Items from a dataset:
──────────
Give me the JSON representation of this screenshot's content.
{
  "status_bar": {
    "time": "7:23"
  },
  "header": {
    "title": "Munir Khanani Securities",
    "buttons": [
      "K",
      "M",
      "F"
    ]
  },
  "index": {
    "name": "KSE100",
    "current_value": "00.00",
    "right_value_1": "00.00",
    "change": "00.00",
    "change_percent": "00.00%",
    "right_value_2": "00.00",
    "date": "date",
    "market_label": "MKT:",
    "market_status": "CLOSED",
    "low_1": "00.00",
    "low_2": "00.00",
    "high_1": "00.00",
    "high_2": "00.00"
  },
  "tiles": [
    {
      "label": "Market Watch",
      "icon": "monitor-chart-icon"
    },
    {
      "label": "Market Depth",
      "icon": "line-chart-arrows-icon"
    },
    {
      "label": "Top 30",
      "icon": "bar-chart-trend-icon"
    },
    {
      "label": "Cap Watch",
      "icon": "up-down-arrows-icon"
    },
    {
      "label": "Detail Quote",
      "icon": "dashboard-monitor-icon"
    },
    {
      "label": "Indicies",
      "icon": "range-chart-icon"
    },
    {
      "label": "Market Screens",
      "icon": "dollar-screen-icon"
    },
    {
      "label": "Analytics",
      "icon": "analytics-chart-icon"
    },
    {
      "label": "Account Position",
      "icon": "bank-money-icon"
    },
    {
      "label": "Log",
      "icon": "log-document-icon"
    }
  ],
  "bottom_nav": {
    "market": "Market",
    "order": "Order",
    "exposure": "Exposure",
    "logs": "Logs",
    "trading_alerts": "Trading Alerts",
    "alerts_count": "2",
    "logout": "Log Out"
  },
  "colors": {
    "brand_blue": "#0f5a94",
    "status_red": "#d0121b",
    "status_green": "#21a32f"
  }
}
──────────
Prompt: Please restate the records in full, word for word.

Task result:
Give me the JSON representation of this screenshot's content.
{
  "status_bar": {
    "time": "7:23"
  },
  "header": {
    "title": "Munir Khanani Securities",
    "buttons": [
      "K",
      "M",
      "F"
    ]
  },
  "index": {
    "name": "KSE100",
    "current_value": "00.00",
    "right_value_1": "00.00",
    "change": "00.00",
    "change_percent": "00.00%",
    "right_value_2": "00.00",
    "date": "date",
    "market_label": "MKT:",
    "market_status": "CLOSED",
    "low_1": "00.00",
    "low_2": "00.00",
    "high_1": "00.00",
    "high_2": "00.00"
  },
  "tiles": [
    {
      "label": "Market Watch",
      "icon": "monitor-chart-icon"
    },
    {
      "label": "Market Depth",
      "icon": "line-chart-arrows-icon"
    },
    {
      "label": "Top 30",
      "icon": "bar-chart-trend-icon"
    },
    {
      "label": "Cap Watch",
      "icon": "up-down-arrows-icon"
    },
    {
      "label": "Detail Quote",
      "icon": "dashboard-monitor-icon"
    },
    {
      "label": "Indicies",
      "icon": "range-chart-icon"
    },
    {
      "label": "Market Screens",
      "icon": "dollar-screen-icon"
    },
    {
      "label": "Analytics",
      "icon": "analytics-chart-icon"
    },
    {
      "label": "Account Position",
      "icon": "bank-money-icon"
    },
    {
      "label": "Log",
      "icon": "log-document-icon"
    }
  ],
  "bottom_nav": {
    "market": "Market",
    "order": "Order",
    "exposure": "Exposure",
    "logs": "Logs",
    "trading_alerts": "Trading Alerts",
    "alerts_count": "2",
    "logout": "Log Out"
  },
  "colors": {
    "brand_blue": "#0f5a94",
    "status_red": "#d0121b",
    "status_green": "#21a32f"
  }
}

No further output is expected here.